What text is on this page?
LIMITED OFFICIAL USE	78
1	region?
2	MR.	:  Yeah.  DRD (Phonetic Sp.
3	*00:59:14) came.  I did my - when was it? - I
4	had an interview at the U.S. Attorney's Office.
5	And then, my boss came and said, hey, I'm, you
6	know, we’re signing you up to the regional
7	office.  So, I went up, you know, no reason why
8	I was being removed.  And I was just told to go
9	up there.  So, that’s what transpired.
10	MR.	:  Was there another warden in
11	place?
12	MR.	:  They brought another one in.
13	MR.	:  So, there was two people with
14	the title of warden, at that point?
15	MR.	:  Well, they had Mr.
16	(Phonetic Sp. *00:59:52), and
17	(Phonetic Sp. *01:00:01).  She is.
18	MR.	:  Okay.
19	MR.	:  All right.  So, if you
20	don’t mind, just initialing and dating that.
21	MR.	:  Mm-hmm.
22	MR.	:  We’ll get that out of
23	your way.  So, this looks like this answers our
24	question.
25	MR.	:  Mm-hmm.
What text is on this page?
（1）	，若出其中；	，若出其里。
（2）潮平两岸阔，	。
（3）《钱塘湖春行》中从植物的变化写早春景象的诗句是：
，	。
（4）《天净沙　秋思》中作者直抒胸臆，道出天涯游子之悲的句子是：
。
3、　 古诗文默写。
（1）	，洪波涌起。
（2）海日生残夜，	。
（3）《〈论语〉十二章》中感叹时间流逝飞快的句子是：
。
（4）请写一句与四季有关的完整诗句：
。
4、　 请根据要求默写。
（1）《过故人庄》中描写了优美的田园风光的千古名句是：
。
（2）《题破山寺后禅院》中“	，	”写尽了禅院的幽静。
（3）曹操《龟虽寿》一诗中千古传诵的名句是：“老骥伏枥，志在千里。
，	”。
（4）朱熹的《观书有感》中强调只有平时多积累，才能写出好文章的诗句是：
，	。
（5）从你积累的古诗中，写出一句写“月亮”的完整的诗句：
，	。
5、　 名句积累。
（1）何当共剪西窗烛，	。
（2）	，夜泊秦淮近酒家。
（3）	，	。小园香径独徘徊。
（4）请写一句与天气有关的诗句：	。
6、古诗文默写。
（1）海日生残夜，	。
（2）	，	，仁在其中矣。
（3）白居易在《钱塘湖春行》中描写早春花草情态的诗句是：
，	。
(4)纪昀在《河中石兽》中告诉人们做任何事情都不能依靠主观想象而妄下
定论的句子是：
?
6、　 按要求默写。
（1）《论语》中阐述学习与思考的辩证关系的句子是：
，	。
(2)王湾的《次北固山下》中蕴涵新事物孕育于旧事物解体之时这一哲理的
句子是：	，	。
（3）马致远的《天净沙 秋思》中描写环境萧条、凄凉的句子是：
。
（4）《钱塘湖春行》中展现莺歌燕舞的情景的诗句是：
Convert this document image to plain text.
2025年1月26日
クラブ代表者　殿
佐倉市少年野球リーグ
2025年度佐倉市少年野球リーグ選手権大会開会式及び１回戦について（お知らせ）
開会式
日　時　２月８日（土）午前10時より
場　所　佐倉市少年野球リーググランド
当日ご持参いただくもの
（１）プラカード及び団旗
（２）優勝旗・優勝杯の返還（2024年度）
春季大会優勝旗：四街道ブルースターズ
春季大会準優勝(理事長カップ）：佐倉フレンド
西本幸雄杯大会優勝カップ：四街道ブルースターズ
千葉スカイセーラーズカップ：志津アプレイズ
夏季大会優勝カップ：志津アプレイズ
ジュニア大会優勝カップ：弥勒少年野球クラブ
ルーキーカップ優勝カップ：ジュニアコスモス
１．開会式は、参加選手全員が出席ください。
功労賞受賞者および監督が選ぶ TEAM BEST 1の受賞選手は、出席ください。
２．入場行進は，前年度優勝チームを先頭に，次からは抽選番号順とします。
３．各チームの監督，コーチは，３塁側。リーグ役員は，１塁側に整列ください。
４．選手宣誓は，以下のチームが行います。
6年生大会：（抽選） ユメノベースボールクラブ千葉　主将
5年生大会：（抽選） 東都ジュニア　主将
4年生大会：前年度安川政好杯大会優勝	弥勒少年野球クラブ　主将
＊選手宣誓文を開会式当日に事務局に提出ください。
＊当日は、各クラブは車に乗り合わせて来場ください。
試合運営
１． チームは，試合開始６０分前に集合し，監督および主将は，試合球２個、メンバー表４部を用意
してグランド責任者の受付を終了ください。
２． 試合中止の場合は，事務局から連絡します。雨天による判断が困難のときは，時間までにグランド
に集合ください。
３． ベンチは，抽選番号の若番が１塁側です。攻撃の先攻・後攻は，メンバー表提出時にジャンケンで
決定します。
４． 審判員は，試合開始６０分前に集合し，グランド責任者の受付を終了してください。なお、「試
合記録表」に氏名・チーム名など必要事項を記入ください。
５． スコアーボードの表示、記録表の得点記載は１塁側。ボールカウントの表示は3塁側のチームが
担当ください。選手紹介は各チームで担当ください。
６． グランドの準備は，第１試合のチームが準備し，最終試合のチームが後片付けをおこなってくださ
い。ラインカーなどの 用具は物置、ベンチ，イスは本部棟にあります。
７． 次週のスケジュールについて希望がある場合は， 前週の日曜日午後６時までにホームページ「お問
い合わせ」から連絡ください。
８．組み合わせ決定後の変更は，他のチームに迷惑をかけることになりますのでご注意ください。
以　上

* Written problem *
For each line above that contains the word "another", copy that line.

* Written reply *
10	MR.	:  Was there another warden in
12	MR.	:  They brought another one in.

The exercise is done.